Problem requirements:
Make an exact copy of each entry, leaving out every picture.

[Data records]
==========

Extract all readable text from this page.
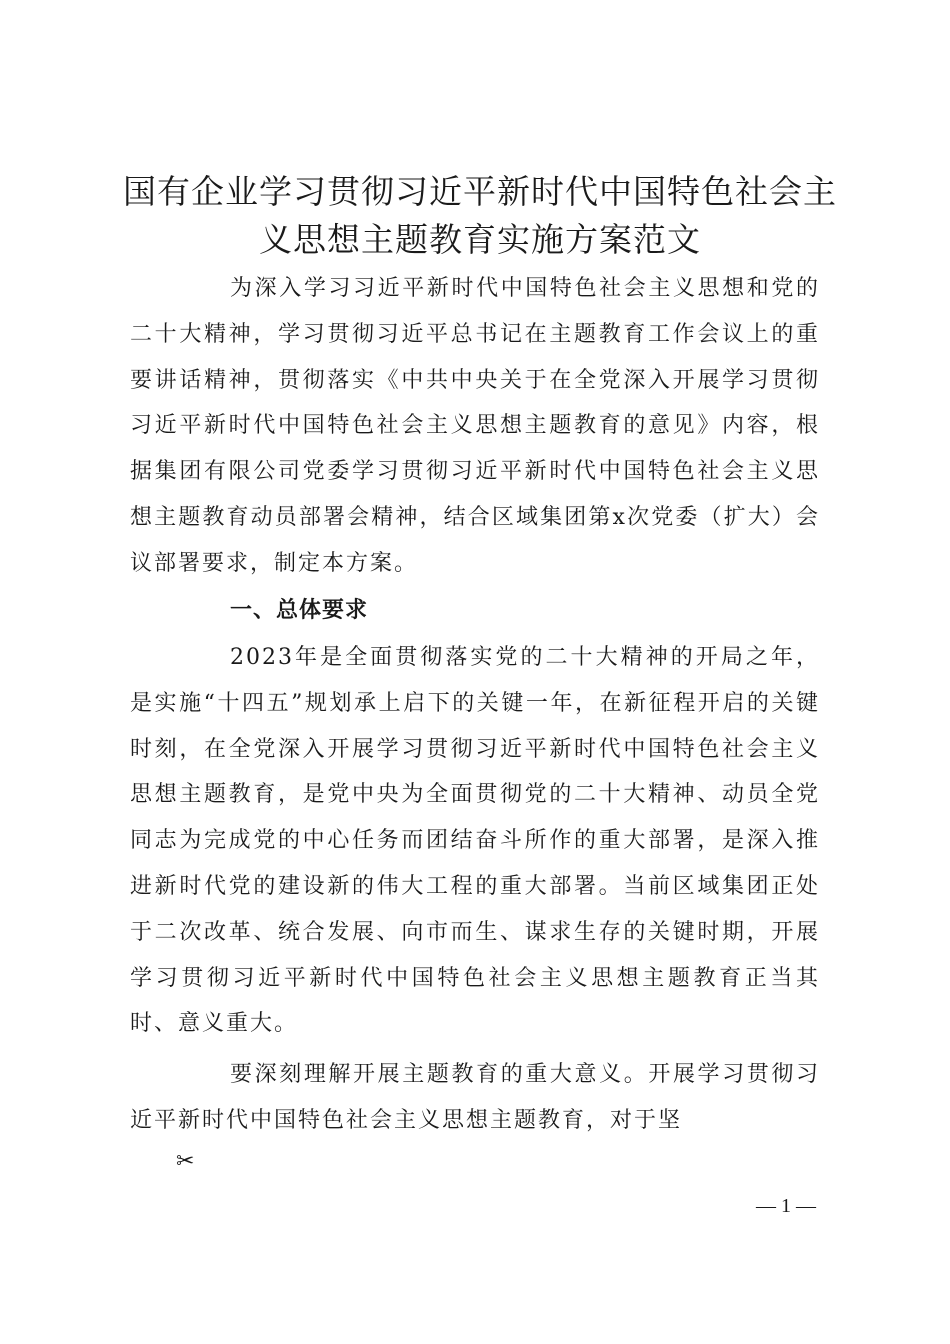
国有企业学习贯彻习近平新时代中国特色社会主义思想主题教育实施方案范文

为深入学习习近平新时代中国特色社会主义思想和党的二十大精神，学习贯彻习近平总书记在主题教育工作会议上的重要讲话精神，贯彻落实《中共中央关于在全党深入开展学习贯彻习近平新时代中国特色社会主义思想主题教育的意见》内容，根据集团有限公司党委学习贯彻习近平新时代中国特色社会主义思想主题教育动员部署会精神，结合区域集团第x次党委（扩大）会议部署要求，制定本方案。

一、总体要求

2023年是全面贯彻落实党的二十大精神的开局之年，是实施“十四五”规划承上启下的关键一年，在新征程开启的关键时刻，在全党深入开展学习贯彻习近平新时代中国特色社会主义思想主题教育，是党中央为全面贯彻党的二十大精神、动员全党同志为完成党的中心任务而团结奋斗所作的重大部署，是深入推进新时代党的建设新的伟大工程的重大部署。当前区域集团正处于二次改革、统合发展、向市而生、谋求生存的关键时期，开展学习贯彻习近平新时代中国特色社会主义思想主题教育正当其时、意义重大。

要深刻理解开展主题教育的重大意义。开展学习贯彻习近平新时代中国特色社会主义思想主题教育，对于坚

✂
— 1 —
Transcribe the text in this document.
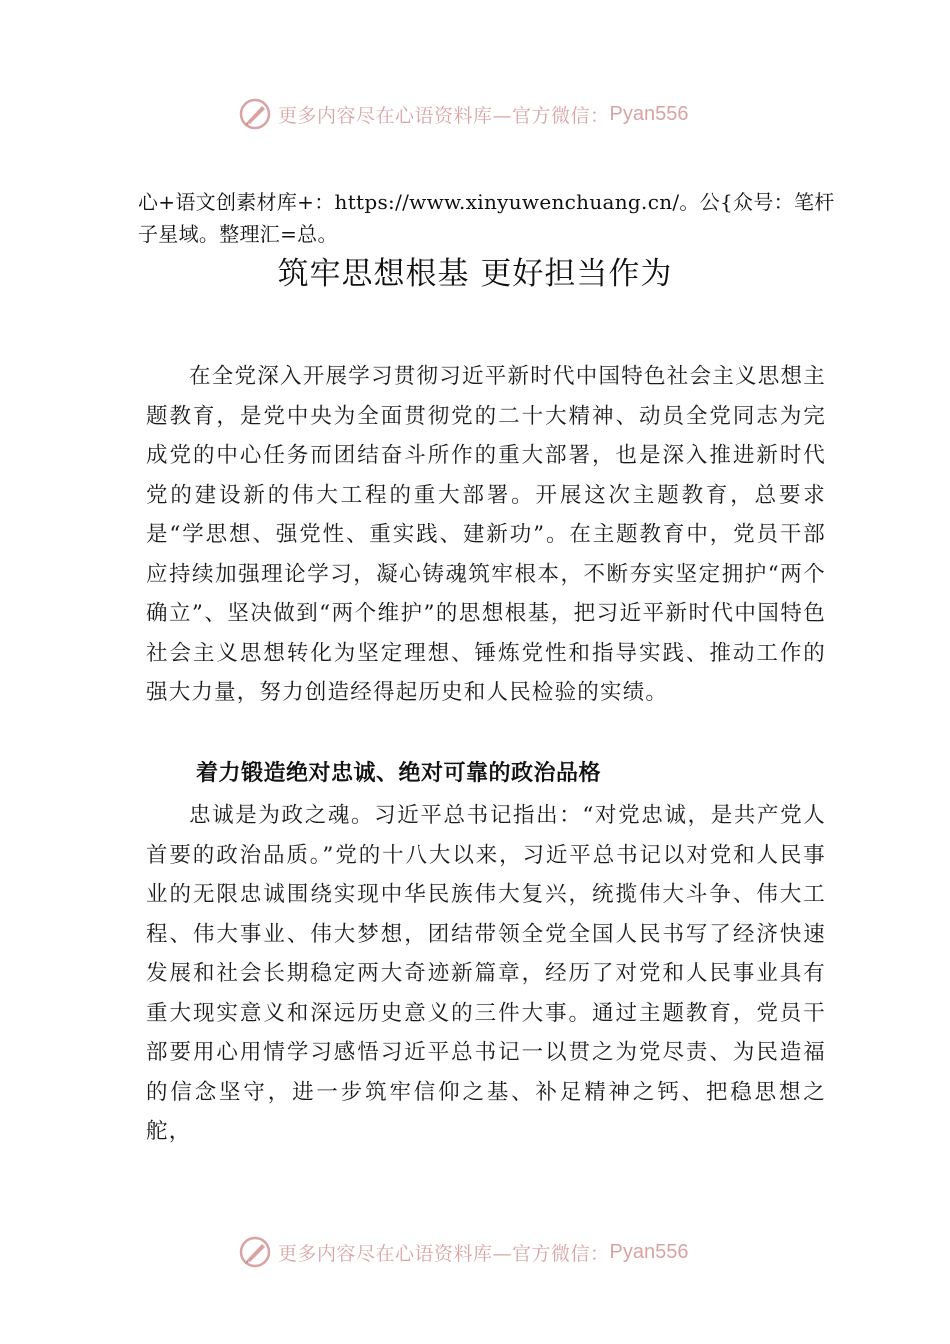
更多内容尽在心语资料库—官方微信： Pyan556
心+语文创素材库+：https://www.xinyuwenchuang.cn/。公{众号：笔杆子星域。整理汇=总。
筑牢思想根基 更好担当作为
在全党深入开展学习贯彻习近平新时代中国特色社会主义思想主题教育，是党中央为全面贯彻党的二十大精神、动员全党同志为完成党的中心任务而团结奋斗所作的重大部署，也是深入推进新时代党的建设新的伟大工程的重大部署。开展这次主题教育，总要求是“学思想、强党性、重实践、建新功”。在主题教育中，党员干部应持续加强理论学习，凝心铸魂筑牢根本，不断夯实坚定拥护“两个确立”、坚决做到“两个维护”的思想根基，把习近平新时代中国特色社会主义思想转化为坚定理想、锤炼党性和指导实践、推动工作的强大力量，努力创造经得起历史和人民检验的实绩。
着力锻造绝对忠诚、绝对可靠的政治品格
忠诚是为政之魂。习近平总书记指出：“对党忠诚，是共产党人首要的政治品质。”党的十八大以来，习近平总书记以对党和人民事业的无限忠诚围绕实现中华民族伟大复兴，统揽伟大斗争、伟大工程、伟大事业、伟大梦想，团结带领全党全国人民书写了经济快速发展和社会长期稳定两大奇迹新篇章，经历了对党和人民事业具有重大现实意义和深远历史意义的三件大事。通过主题教育，党员干部要用心用情学习感悟习近平总书记一以贯之为党尽责、为民造福的信念坚守，进一步筑牢信仰之基、补足精神之钙、把稳思想之舵，
更多内容尽在心语资料库—官方微信： Pyan556
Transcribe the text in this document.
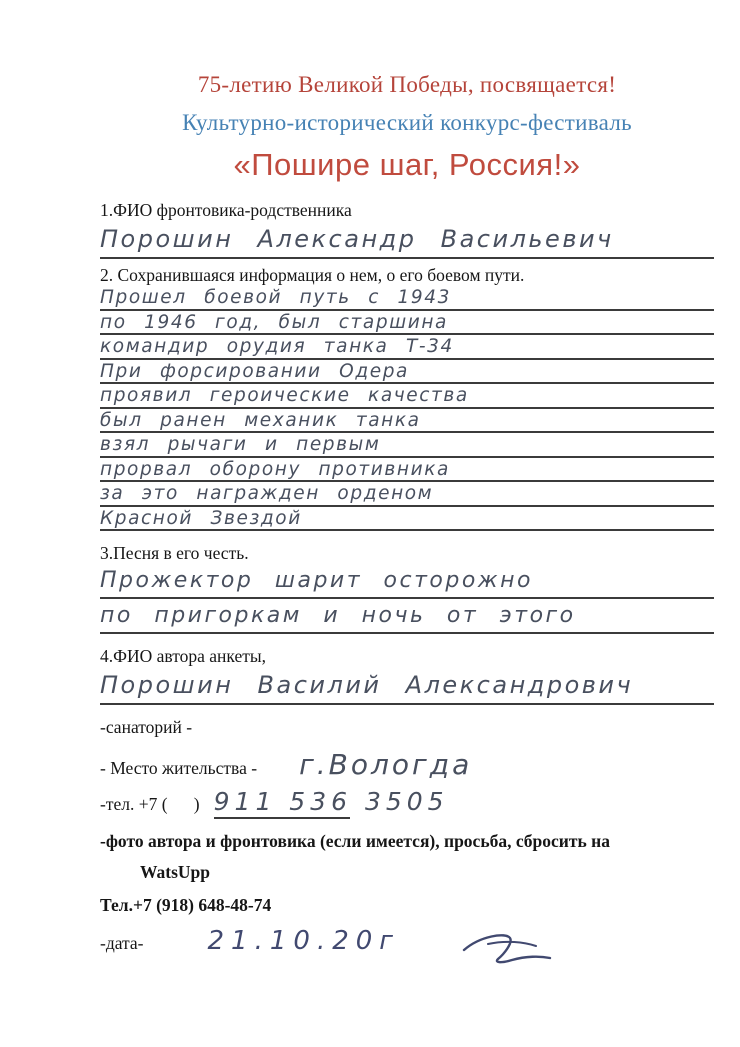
75-летию Великой Победы, посвящается!
Культурно-исторический конкурс-фестиваль
«Пошире шаг, Россия!»
1.ФИО фронтовика-родственника
Порошин Александр Васильевич
2. Сохранившаяся информация о нем, о его боевом пути.
Прошел боевой путь с 1943
по 1946 год, был старшина
командир орудия танка Т-34
При форсировании Одера
проявил героические качества
был ранен механик танка
взял рычаги и первым
прорвал оборону противника
за это награжден орденом
Красной Звездой
3.Песня в его честь.
Прожектор шарит осторожно
по пригоркам и ночь от этого
4.ФИО автора анкеты,
Порошин Василий Александрович
-санаторий -
- Место жительства - г.Вологда
-тел. +7 (      ) 911 536 3505
-фото автора и фронтовика (если имеется), просьба, сбросить на
WatsUpp
Тел.+7 (918) 648-48-74
-дата- 21.10.20г
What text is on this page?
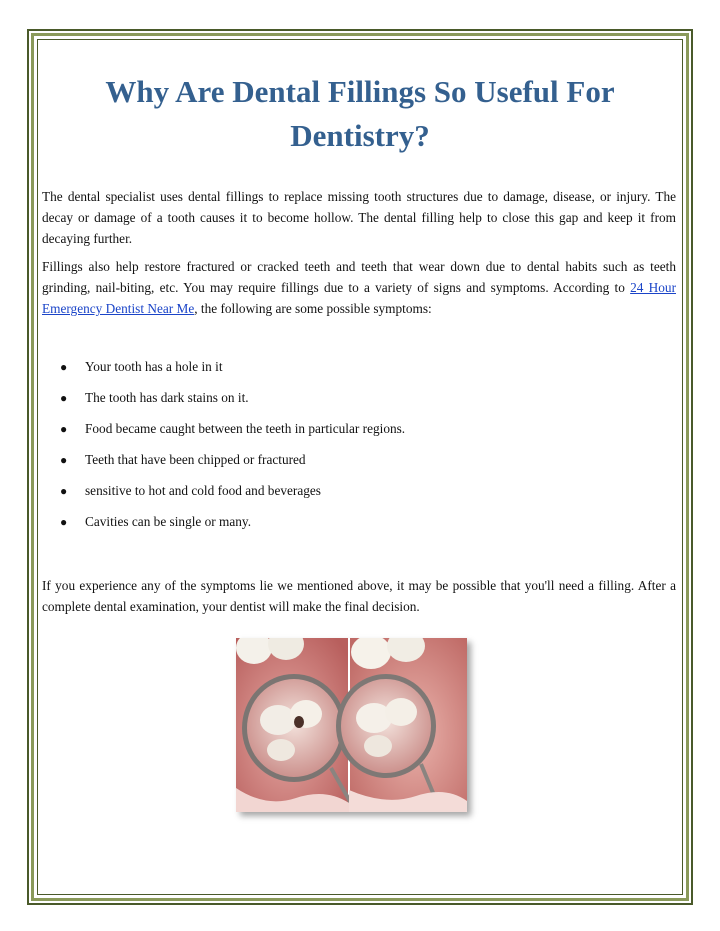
Why Are Dental Fillings So Useful For Dentistry?

The dental specialist uses dental fillings to replace missing tooth structures due to damage, disease, or injury. The decay or damage of a tooth causes it to become hollow. The dental filling help to close this gap and keep it from decaying further.

Fillings also help restore fractured or cracked teeth and teeth that wear down due to dental habits such as teeth grinding, nail-biting, etc. You may require fillings due to a variety of signs and symptoms. According to 24 Hour Emergency Dentist Near Me, the following are some possible symptoms:

● Your tooth has a hole in it
● The tooth has dark stains on it.
● Food became caught between the teeth in particular regions.
● Teeth that have been chipped or fractured
● sensitive to hot and cold food and beverages
● Cavities can be single or many.

If you experience any of the symptoms lie we mentioned above, it may be possible that you'll need a filling. After a complete dental examination, your dentist will make the final decision.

==========

Answer for the task:
Extract all readable text from this page.
国有企业学习贯彻习近平新时代中国特色社会主义思想主题教育实施方案范文

为深入学习习近平新时代中国特色社会主义思想和党的二十大精神，学习贯彻习近平总书记在主题教育工作会议上的重要讲话精神，贯彻落实《中共中央关于在全党深入开展学习贯彻习近平新时代中国特色社会主义思想主题教育的意见》内容，根据集团有限公司党委学习贯彻习近平新时代中国特色社会主义思想主题教育动员部署会精神，结合区域集团第x次党委（扩大）会议部署要求，制定本方案。

一、总体要求

2023年是全面贯彻落实党的二十大精神的开局之年，是实施“十四五”规划承上启下的关键一年，在新征程开启的关键时刻，在全党深入开展学习贯彻习近平新时代中国特色社会主义思想主题教育，是党中央为全面贯彻党的二十大精神、动员全党同志为完成党的中心任务而团结奋斗所作的重大部署，是深入推进新时代党的建设新的伟大工程的重大部署。当前区域集团正处于二次改革、统合发展、向市而生、谋求生存的关键时期，开展学习贯彻习近平新时代中国特色社会主义思想主题教育正当其时、意义重大。

要深刻理解开展主题教育的重大意义。开展学习贯彻习近平新时代中国特色社会主义思想主题教育，对于坚

✂
— 1 —
Transcribe the text in this document.
更多内容尽在心语资料库—官方微信： Pyan556
心+语文创素材库+：https://www.xinyuwenchuang.cn/。公{众号：笔杆子星域。整理汇=总。
筑牢思想根基 更好担当作为
在全党深入开展学习贯彻习近平新时代中国特色社会主义思想主题教育，是党中央为全面贯彻党的二十大精神、动员全党同志为完成党的中心任务而团结奋斗所作的重大部署，也是深入推进新时代党的建设新的伟大工程的重大部署。开展这次主题教育，总要求是“学思想、强党性、重实践、建新功”。在主题教育中，党员干部应持续加强理论学习，凝心铸魂筑牢根本，不断夯实坚定拥护“两个确立”、坚决做到“两个维护”的思想根基，把习近平新时代中国特色社会主义思想转化为坚定理想、锤炼党性和指导实践、推动工作的强大力量，努力创造经得起历史和人民检验的实绩。
着力锻造绝对忠诚、绝对可靠的政治品格
忠诚是为政之魂。习近平总书记指出：“对党忠诚，是共产党人首要的政治品质。”党的十八大以来，习近平总书记以对党和人民事业的无限忠诚围绕实现中华民族伟大复兴，统揽伟大斗争、伟大工程、伟大事业、伟大梦想，团结带领全党全国人民书写了经济快速发展和社会长期稳定两大奇迹新篇章，经历了对党和人民事业具有重大现实意义和深远历史意义的三件大事。通过主题教育，党员干部要用心用情学习感悟习近平总书记一以贯之为党尽责、为民造福的信念坚守，进一步筑牢信仰之基、补足精神之钙、把稳思想之舵，
更多内容尽在心语资料库—官方微信： Pyan556
Transcribe the text in this document.
75-летию Великой Победы, посвящается!
Культурно-исторический конкурс-фестиваль
«Пошире шаг, Россия!»
1.ФИО фронтовика-родственника
Порошин Александр Васильевич
2. Сохранившаяся информация о нем, о его боевом пути.
Прошел боевой путь с 1943
по 1946 год, был старшина
командир орудия танка Т-34
При форсировании Одера
проявил героические качества
был ранен механик танка
взял рычаги и первым
прорвал оборону противника
за это награжден орденом
Красной Звездой
3.Песня в его честь.
Прожектор шарит осторожно
по пригоркам и ночь от этого
4.ФИО автора анкеты,
Порошин Василий Александрович
-санаторий -
- Место жительства - г.Вологда
-тел. +7 (      ) 911 536 3505
-фото автора и фронтовика (если имеется), просьба, сбросить на
WatsUpp
Тел.+7 (918) 648-48-74
-дата- 21.10.20г
What text is on this page?
Why Are Dental Fillings So Useful For Dentistry?

The dental specialist uses dental fillings to replace missing tooth structures due to damage, disease, or injury. The decay or damage of a tooth causes it to become hollow. The dental filling help to close this gap and keep it from decaying further.

Fillings also help restore fractured or cracked teeth and teeth that wear down due to dental habits such as teeth grinding, nail-biting, etc. You may require fillings due to a variety of signs and symptoms. According to 24 Hour Emergency Dentist Near Me, the following are some possible symptoms:

● Your tooth has a hole in it
● The tooth has dark stains on it.
● Food became caught between the teeth in particular regions.
● Teeth that have been chipped or fractured
● sensitive to hot and cold food and beverages
● Cavities can be single or many.

If you experience any of the symptoms lie we mentioned above, it may be possible that you'll need a filling. After a complete dental examination, your dentist will make the final decision.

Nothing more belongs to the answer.